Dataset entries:
********

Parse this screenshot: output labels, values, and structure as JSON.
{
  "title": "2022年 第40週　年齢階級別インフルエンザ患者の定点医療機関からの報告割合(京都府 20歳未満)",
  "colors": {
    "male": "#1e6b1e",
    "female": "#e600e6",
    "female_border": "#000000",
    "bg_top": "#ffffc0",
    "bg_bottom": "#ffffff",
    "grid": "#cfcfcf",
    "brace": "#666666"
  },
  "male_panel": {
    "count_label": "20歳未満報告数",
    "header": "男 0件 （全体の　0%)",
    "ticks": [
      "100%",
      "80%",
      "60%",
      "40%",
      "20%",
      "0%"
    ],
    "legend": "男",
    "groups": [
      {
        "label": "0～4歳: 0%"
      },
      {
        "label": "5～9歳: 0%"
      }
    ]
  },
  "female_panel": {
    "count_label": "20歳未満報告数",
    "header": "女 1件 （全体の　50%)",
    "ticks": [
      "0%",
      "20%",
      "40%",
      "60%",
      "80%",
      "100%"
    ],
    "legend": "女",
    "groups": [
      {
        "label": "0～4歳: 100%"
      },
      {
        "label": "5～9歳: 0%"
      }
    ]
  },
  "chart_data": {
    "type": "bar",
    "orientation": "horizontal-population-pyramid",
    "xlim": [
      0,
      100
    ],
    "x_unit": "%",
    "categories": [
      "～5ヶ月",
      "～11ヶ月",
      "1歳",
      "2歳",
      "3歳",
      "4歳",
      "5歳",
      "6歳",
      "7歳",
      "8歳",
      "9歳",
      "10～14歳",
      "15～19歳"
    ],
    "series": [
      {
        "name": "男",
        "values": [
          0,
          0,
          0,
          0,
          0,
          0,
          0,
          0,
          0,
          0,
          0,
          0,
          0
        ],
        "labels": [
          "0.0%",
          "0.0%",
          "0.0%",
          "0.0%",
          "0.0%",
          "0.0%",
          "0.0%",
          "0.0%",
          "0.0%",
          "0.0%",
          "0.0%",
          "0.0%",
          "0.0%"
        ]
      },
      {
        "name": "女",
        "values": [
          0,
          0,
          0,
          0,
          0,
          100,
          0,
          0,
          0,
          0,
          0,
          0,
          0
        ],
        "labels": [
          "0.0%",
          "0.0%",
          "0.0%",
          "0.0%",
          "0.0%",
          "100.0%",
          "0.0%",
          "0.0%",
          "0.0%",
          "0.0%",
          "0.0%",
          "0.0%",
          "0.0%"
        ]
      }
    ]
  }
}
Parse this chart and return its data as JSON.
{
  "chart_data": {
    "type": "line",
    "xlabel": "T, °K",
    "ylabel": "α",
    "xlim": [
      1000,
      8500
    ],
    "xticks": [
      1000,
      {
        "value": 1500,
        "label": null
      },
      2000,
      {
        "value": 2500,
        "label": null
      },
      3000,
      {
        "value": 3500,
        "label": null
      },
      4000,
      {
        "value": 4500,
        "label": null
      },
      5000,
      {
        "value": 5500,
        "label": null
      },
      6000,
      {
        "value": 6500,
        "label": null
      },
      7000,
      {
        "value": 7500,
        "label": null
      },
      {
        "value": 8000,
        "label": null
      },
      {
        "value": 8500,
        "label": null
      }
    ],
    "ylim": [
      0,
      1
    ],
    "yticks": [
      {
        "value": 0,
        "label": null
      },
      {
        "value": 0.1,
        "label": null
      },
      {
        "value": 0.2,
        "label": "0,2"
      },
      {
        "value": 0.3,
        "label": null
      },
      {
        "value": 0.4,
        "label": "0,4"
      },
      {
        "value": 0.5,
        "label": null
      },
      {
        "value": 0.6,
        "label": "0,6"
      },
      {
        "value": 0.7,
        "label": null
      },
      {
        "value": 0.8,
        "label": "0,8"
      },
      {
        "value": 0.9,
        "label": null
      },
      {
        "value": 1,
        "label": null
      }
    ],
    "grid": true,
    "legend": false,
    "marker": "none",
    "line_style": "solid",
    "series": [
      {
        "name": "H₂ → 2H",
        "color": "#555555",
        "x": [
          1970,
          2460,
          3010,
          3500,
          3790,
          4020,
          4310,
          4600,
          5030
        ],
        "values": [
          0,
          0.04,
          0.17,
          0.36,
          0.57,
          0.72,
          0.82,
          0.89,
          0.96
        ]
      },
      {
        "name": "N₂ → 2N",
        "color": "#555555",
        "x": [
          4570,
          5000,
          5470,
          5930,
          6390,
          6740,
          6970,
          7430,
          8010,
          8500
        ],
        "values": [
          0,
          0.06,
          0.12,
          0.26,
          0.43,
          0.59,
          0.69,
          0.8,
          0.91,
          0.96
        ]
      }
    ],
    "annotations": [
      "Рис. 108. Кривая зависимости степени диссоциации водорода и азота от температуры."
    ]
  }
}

********

• [What this task involves]: Retype every record above exactly as it appears.

• [Output for this task]:
Parse this screenshot: output labels, values, and structure as JSON.
{
  "title": "2022年 第40週　年齢階級別インフルエンザ患者の定点医療機関からの報告割合(京都府 20歳未満)",
  "colors": {
    "male": "#1e6b1e",
    "female": "#e600e6",
    "female_border": "#000000",
    "bg_top": "#ffffc0",
    "bg_bottom": "#ffffff",
    "grid": "#cfcfcf",
    "brace": "#666666"
  },
  "male_panel": {
    "count_label": "20歳未満報告数",
    "header": "男 0件 （全体の　0%)",
    "ticks": [
      "100%",
      "80%",
      "60%",
      "40%",
      "20%",
      "0%"
    ],
    "legend": "男",
    "groups": [
      {
        "label": "0～4歳: 0%"
      },
      {
        "label": "5～9歳: 0%"
      }
    ]
  },
  "female_panel": {
    "count_label": "20歳未満報告数",
    "header": "女 1件 （全体の　50%)",
    "ticks": [
      "0%",
      "20%",
      "40%",
      "60%",
      "80%",
      "100%"
    ],
    "legend": "女",
    "groups": [
      {
        "label": "0～4歳: 100%"
      },
      {
        "label": "5～9歳: 0%"
      }
    ]
  },
  "chart_data": {
    "type": "bar",
    "orientation": "horizontal-population-pyramid",
    "xlim": [
      0,
      100
    ],
    "x_unit": "%",
    "categories": [
      "～5ヶ月",
      "～11ヶ月",
      "1歳",
      "2歳",
      "3歳",
      "4歳",
      "5歳",
      "6歳",
      "7歳",
      "8歳",
      "9歳",
      "10～14歳",
      "15～19歳"
    ],
    "series": [
      {
        "name": "男",
        "values": [
          0,
          0,
          0,
          0,
          0,
          0,
          0,
          0,
          0,
          0,
          0,
          0,
          0
        ],
        "labels": [
          "0.0%",
          "0.0%",
          "0.0%",
          "0.0%",
          "0.0%",
          "0.0%",
          "0.0%",
          "0.0%",
          "0.0%",
          "0.0%",
          "0.0%",
          "0.0%",
          "0.0%"
        ]
      },
      {
        "name": "女",
        "values": [
          0,
          0,
          0,
          0,
          0,
          100,
          0,
          0,
          0,
          0,
          0,
          0,
          0
        ],
        "labels": [
          "0.0%",
          "0.0%",
          "0.0%",
          "0.0%",
          "0.0%",
          "100.0%",
          "0.0%",
          "0.0%",
          "0.0%",
          "0.0%",
          "0.0%",
          "0.0%",
          "0.0%"
        ]
      }
    ]
  }
}
Parse this chart and return its data as JSON.
{
  "chart_data": {
    "type": "line",
    "xlabel": "T, °K",
    "ylabel": "α",
    "xlim": [
      1000,
      8500
    ],
    "xticks": [
      1000,
      {
        "value": 1500,
        "label": null
      },
      2000,
      {
        "value": 2500,
        "label": null
      },
      3000,
      {
        "value": 3500,
        "label": null
      },
      4000,
      {
        "value": 4500,
        "label": null
      },
      5000,
      {
        "value": 5500,
        "label": null
      },
      6000,
      {
        "value": 6500,
        "label": null
      },
      7000,
      {
        "value": 7500,
        "label": null
      },
      {
        "value": 8000,
        "label": null
      },
      {
        "value": 8500,
        "label": null
      }
    ],
    "ylim": [
      0,
      1
    ],
    "yticks": [
      {
        "value": 0,
        "label": null
      },
      {
        "value": 0.1,
        "label": null
      },
      {
        "value": 0.2,
        "label": "0,2"
      },
      {
        "value": 0.3,
        "label": null
      },
      {
        "value": 0.4,
        "label": "0,4"
      },
      {
        "value": 0.5,
        "label": null
      },
      {
        "value": 0.6,
        "label": "0,6"
      },
      {
        "value": 0.7,
        "label": null
      },
      {
        "value": 0.8,
        "label": "0,8"
      },
      {
        "value": 0.9,
        "label": null
      },
      {
        "value": 1,
        "label": null
      }
    ],
    "grid": true,
    "legend": false,
    "marker": "none",
    "line_style": "solid",
    "series": [
      {
        "name": "H₂ → 2H",
        "color": "#555555",
        "x": [
          1970,
          2460,
          3010,
          3500,
          3790,
          4020,
          4310,
          4600,
          5030
        ],
        "values": [
          0,
          0.04,
          0.17,
          0.36,
          0.57,
          0.72,
          0.82,
          0.89,
          0.96
        ]
      },
      {
        "name": "N₂ → 2N",
        "color": "#555555",
        "x": [
          4570,
          5000,
          5470,
          5930,
          6390,
          6740,
          6970,
          7430,
          8010,
          8500
        ],
        "values": [
          0,
          0.06,
          0.12,
          0.26,
          0.43,
          0.59,
          0.69,
          0.8,
          0.91,
          0.96
        ]
      }
    ],
    "annotations": [
      "Рис. 108. Кривая зависимости степени диссоциации водорода и азота от температуры."
    ]
  }
}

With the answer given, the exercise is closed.